▶ _Data records_
****************************************
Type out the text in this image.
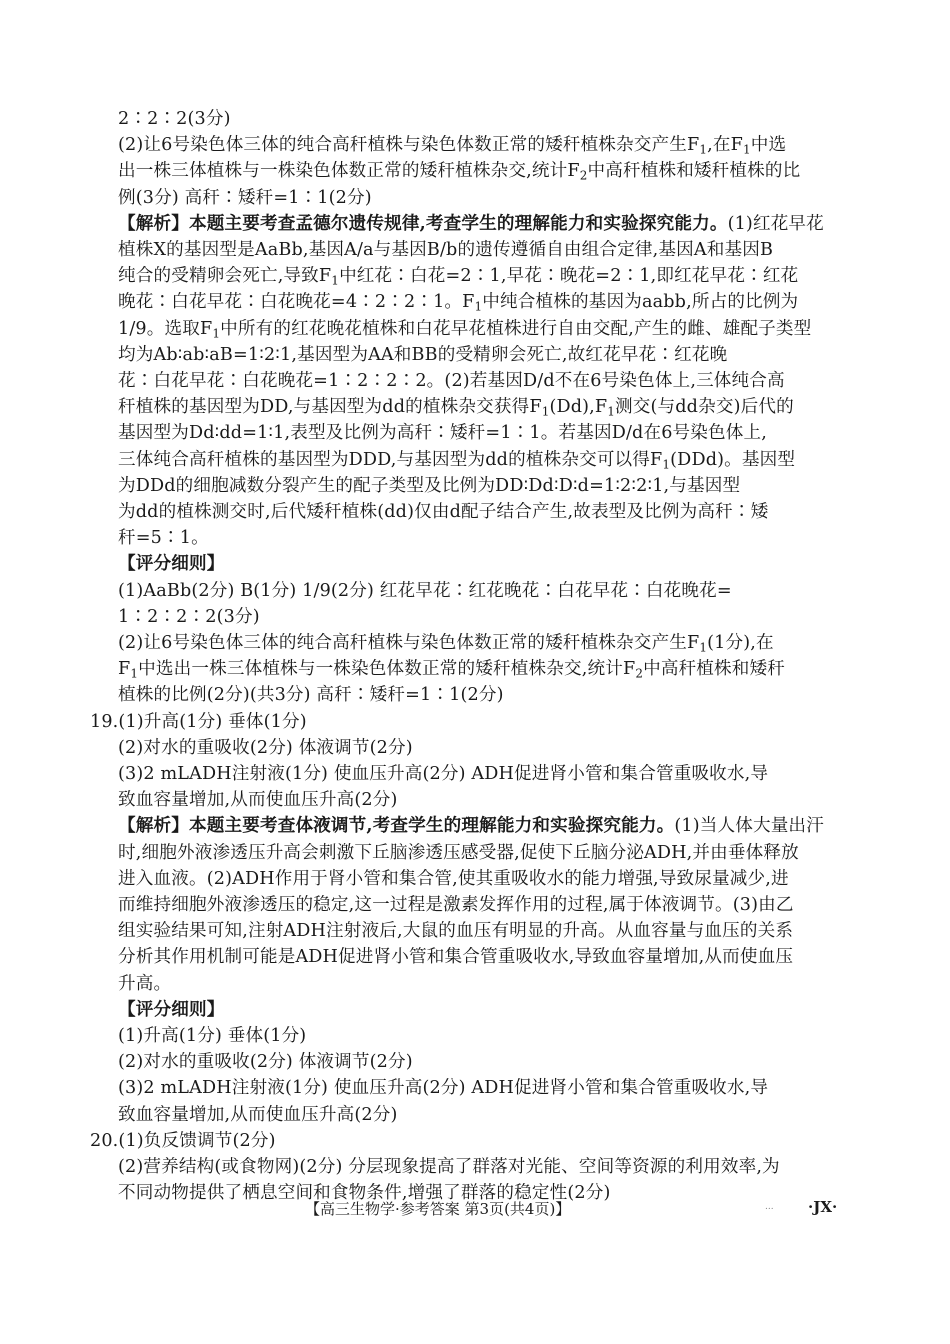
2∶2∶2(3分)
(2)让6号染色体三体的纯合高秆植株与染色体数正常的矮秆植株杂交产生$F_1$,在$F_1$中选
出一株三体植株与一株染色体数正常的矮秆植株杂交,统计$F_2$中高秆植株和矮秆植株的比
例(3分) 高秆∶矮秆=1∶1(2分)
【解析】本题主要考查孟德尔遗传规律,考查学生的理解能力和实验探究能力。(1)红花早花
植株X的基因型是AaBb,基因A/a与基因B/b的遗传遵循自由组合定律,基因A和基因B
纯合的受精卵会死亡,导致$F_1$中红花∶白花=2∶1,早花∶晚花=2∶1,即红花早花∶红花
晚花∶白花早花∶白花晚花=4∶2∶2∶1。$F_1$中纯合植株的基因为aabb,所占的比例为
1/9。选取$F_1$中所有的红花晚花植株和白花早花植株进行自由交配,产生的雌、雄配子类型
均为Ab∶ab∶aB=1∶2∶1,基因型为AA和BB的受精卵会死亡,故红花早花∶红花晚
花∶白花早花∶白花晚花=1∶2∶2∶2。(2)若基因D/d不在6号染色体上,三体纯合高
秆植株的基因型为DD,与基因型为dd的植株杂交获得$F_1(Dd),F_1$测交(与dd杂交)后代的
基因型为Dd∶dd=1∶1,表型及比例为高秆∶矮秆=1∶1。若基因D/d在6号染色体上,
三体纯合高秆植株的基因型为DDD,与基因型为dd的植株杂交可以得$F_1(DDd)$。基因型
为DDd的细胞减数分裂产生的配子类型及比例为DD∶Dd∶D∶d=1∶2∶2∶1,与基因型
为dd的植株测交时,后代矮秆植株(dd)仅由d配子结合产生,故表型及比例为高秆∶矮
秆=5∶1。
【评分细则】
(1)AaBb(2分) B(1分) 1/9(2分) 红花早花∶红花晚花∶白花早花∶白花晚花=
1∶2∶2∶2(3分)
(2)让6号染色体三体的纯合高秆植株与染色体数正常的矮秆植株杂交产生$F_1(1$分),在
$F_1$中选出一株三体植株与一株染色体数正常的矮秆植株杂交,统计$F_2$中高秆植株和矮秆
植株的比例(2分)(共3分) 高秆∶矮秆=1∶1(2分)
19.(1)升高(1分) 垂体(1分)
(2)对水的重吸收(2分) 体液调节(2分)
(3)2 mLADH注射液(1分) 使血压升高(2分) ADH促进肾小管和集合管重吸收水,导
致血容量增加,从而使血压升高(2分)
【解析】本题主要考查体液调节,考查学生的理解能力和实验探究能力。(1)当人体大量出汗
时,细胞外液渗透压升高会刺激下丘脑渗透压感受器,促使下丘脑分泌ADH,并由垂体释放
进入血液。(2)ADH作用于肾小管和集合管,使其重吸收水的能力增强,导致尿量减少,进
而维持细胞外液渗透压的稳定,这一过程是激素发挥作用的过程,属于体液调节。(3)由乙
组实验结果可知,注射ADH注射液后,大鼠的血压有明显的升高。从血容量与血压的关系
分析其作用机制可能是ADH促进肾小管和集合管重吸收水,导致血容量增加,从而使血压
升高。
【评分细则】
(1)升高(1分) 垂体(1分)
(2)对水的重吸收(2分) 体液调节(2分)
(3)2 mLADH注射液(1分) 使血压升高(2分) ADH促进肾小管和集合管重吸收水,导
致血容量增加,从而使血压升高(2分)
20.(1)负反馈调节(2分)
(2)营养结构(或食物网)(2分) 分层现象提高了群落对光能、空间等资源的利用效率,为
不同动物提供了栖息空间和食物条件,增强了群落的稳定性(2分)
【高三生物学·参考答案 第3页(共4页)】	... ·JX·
****************************************
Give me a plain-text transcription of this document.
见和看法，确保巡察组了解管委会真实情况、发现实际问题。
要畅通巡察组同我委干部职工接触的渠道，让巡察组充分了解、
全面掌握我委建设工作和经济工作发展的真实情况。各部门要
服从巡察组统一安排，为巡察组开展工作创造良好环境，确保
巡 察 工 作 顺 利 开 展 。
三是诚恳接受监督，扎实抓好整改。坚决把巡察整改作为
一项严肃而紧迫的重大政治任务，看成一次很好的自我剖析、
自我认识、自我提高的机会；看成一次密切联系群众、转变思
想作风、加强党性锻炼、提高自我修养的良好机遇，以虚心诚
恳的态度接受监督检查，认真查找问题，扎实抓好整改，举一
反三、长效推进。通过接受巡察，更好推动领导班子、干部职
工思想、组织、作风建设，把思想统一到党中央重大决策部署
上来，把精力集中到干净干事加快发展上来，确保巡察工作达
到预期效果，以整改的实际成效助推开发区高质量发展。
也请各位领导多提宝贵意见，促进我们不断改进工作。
****************************************
▶ _AIM_
How many of the lines above hold "考查学生的理解能力和实验探究能力"? Answer with only the number.

▶ _SOLUTION FOR THIS EXERCISE_
2